* _Task statement_
Write out the data below in full, unchanged, minus the images.

(Stored records)
◆ ◆ ◆

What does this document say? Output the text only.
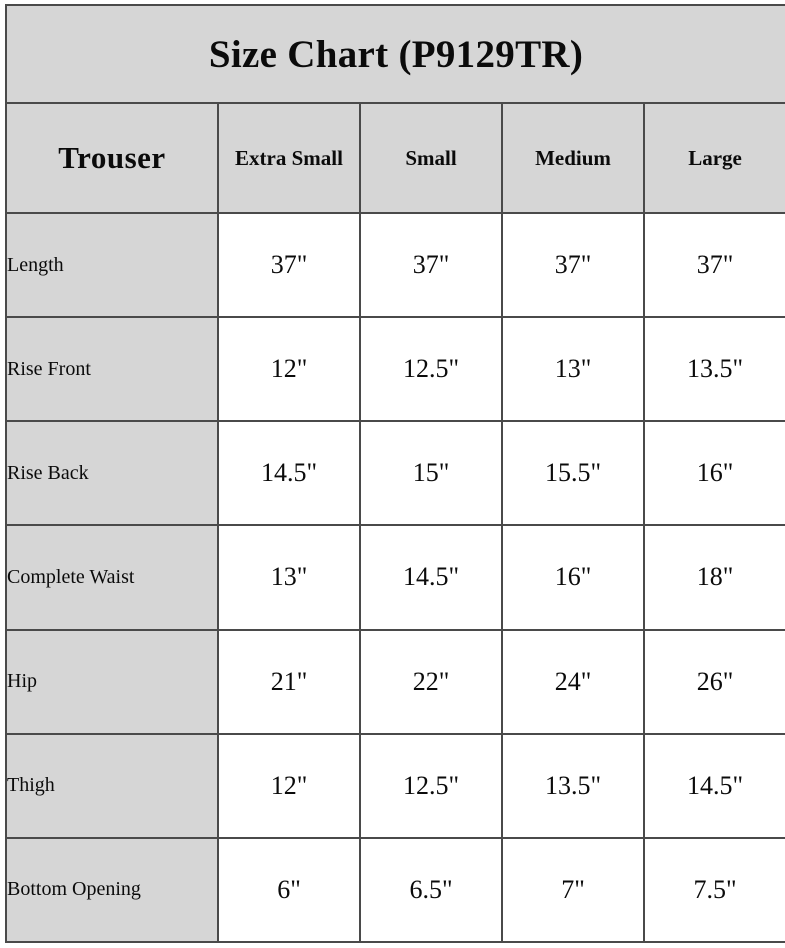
Size Chart (P9129TR)				
Trouser	Extra Small	Small	Medium	Large
Length	37"	37"	37"	37"
Rise Front	12"	12.5"	13"	13.5"
Rise Back	14.5"	15"	15.5"	16"
Complete Waist	13"	14.5"	16"	18"
Hip	21"	22"	24"	26"
Thigh	12"	12.5"	13.5"	14.5"
Bottom Opening	6"	6.5"	7"	7.5"
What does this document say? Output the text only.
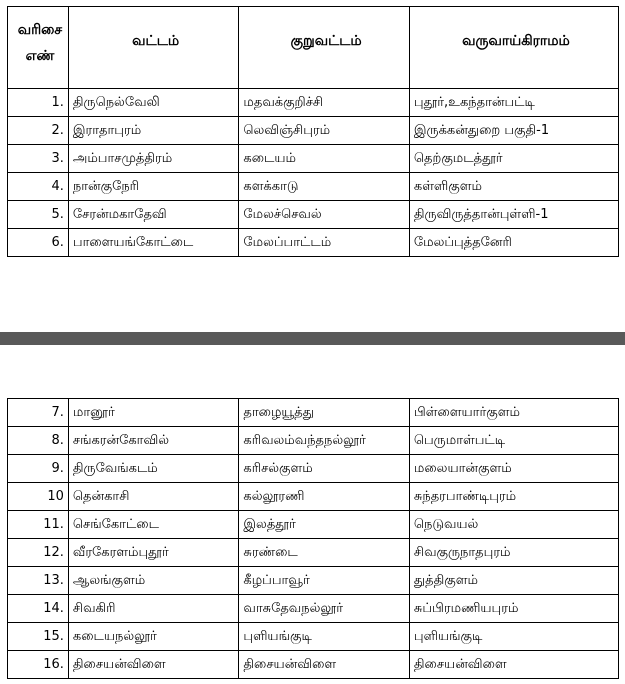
வரிசை
எண்	வட்டம்	குறுவட்டம்	வருவாய்கிராமம்
1.	திருநெல்வேலி	மதவக்குறிச்சி	புதூர்,உகந்தான்பட்டி
2.	இராதாபுரம்	லெவிஞ்சிபுரம்	இருக்கன்துறை பகுதி-1
3.	அம்பாசமுத்திரம்	கடையம்	தெற்குமடத்தூர்
4.	நான்குநேரி	களக்காடு	கள்ளிகுளம்
5.	சேரன்மகாதேவி	மேலச்செவல்	திருவிருத்தான்புள்ளி-1
6.	பாளையங்கோட்டை	மேலப்பாட்டம்	மேலப்புத்தனேரி
7.	மானூர்	தாழையூத்து	பிள்ளையார்குளம்
8.	சங்கரன்கோவில்	கரிவலம்வந்தநல்லூர்	பெருமாள்பட்டி
9.	திருவேங்கடம்	கரிசல்குளம்	மலையான்குளம்
10	தென்காசி	கல்லூரணி	சுந்தரபாண்டிபுரம்
11.	செங்கோட்டை	இலத்தூர்	நெடுவயல்
12.	வீரகேரளம்புதூர்	சுரண்டை	சிவகுருநாதபுரம்
13.	ஆலங்குளம்	கீழப்பாவூர்	துத்திகுளம்
14.	சிவகிரி	வாசுதேவநல்லூர்	சுப்பிரமணியபுரம்
15.	கடையநல்லூர்	புளியங்குடி	புளியங்குடி
16.	திசையன்விளை	திசையன்விளை	திசையன்விளை
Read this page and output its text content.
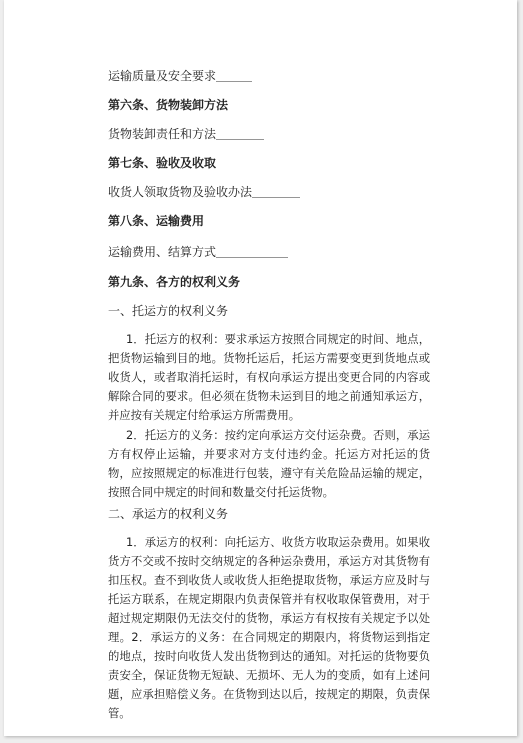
运输质量及安全要求＿＿＿
第六条、货物装卸方法
货物装卸责任和方法＿＿＿＿
第七条、验收及收取
收货人领取货物及验收办法＿＿＿＿
第八条、运输费用
运输费用、结算方式＿＿＿＿＿＿
第九条、各方的权利义务
一、托运方的权利义务
1．托运方的权利：要求承运方按照合同规定的时间、地点，把货物运输到目的地。货物托运后，托运方需要变更到货地点或收货人，或者取消托运时，有权向承运方提出变更合同的内容或解除合同的要求。但必须在货物未运到目的地之前通知承运方，并应按有关规定付给承运方所需费用。
2．托运方的义务：按约定向承运方交付运杂费。否则，承运方有权停止运输，并要求对方支付违约金。托运方对托运的货物，应按照规定的标准进行包装，遵守有关危险品运输的规定，按照合同中规定的时间和数量交付托运货物。
二、承运方的权利义务
1．承运方的权利：向托运方、收货方收取运杂费用。如果收货方不交或不按时交纳规定的各种运杂费用，承运方对其货物有扣压权。查不到收货人或收货人拒绝提取货物，承运方应及时与托运方联系，在规定期限内负责保管并有权收取保管费用，对于超过规定期限仍无法交付的货物，承运方有权按有关规定予以处理。2．承运方的义务：在合同规定的期限内，将货物运到指定的地点，按时向收货人发出货物到达的通知。对托运的货物要负责安全，保证货物无短缺、无损坏、无人为的变质，如有上述问题，应承担赔偿义务。在货物到达以后，按规定的期限，负责保管。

◆ ◆ ◆

* _Answer for the task_
What does this document say? Output the text only.
Size Chart (P9129TR)				
Trouser	Extra Small	Small	Medium	Large
Length	37"	37"	37"	37"
Rise Front	12"	12.5"	13"	13.5"
Rise Back	14.5"	15"	15.5"	16"
Complete Waist	13"	14.5"	16"	18"
Hip	21"	22"	24"	26"
Thigh	12"	12.5"	13.5"	14.5"
Bottom Opening	6"	6.5"	7"	7.5"
What does this document say? Output the text only.
வரிசை
எண்	வட்டம்	குறுவட்டம்	வருவாய்கிராமம்
1.	திருநெல்வேலி	மதவக்குறிச்சி	புதூர்,உகந்தான்பட்டி
2.	இராதாபுரம்	லெவிஞ்சிபுரம்	இருக்கன்துறை பகுதி-1
3.	அம்பாசமுத்திரம்	கடையம்	தெற்குமடத்தூர்
4.	நான்குநேரி	களக்காடு	கள்ளிகுளம்
5.	சேரன்மகாதேவி	மேலச்செவல்	திருவிருத்தான்புள்ளி-1
6.	பாளையங்கோட்டை	மேலப்பாட்டம்	மேலப்புத்தனேரி
7.	மானூர்	தாழையூத்து	பிள்ளையார்குளம்
8.	சங்கரன்கோவில்	கரிவலம்வந்தநல்லூர்	பெருமாள்பட்டி
9.	திருவேங்கடம்	கரிசல்குளம்	மலையான்குளம்
10	தென்காசி	கல்லூரணி	சுந்தரபாண்டிபுரம்
11.	செங்கோட்டை	இலத்தூர்	நெடுவயல்
12.	வீரகேரளம்புதூர்	சுரண்டை	சிவகுருநாதபுரம்
13.	ஆலங்குளம்	கீழப்பாவூர்	துத்திகுளம்
14.	சிவகிரி	வாசுதேவநல்லூர்	சுப்பிரமணியபுரம்
15.	கடையநல்லூர்	புளியங்குடி	புளியங்குடி
16.	திசையன்விளை	திசையன்விளை	திசையன்விளை
Read this page and output its text content.
运输质量及安全要求＿＿＿
第六条、货物装卸方法
货物装卸责任和方法＿＿＿＿
第七条、验收及收取
收货人领取货物及验收办法＿＿＿＿
第八条、运输费用
运输费用、结算方式＿＿＿＿＿＿
第九条、各方的权利义务
一、托运方的权利义务
1．托运方的权利：要求承运方按照合同规定的时间、地点，把货物运输到目的地。货物托运后，托运方需要变更到货地点或收货人，或者取消托运时，有权向承运方提出变更合同的内容或解除合同的要求。但必须在货物未运到目的地之前通知承运方，并应按有关规定付给承运方所需费用。
2．托运方的义务：按约定向承运方交付运杂费。否则，承运方有权停止运输，并要求对方支付违约金。托运方对托运的货物，应按照规定的标准进行包装，遵守有关危险品运输的规定，按照合同中规定的时间和数量交付托运货物。
二、承运方的权利义务
1．承运方的权利：向托运方、收货方收取运杂费用。如果收货方不交或不按时交纳规定的各种运杂费用，承运方对其货物有扣压权。查不到收货人或收货人拒绝提取货物，承运方应及时与托运方联系，在规定期限内负责保管并有权收取保管费用，对于超过规定期限仍无法交付的货物，承运方有权按有关规定予以处理。2．承运方的义务：在合同规定的期限内，将货物运到指定的地点，按时向收货人发出货物到达的通知。对托运的货物要负责安全，保证货物无短缺、无损坏、无人为的变质，如有上述问题，应承担赔偿义务。在货物到达以后，按规定的期限，负责保管。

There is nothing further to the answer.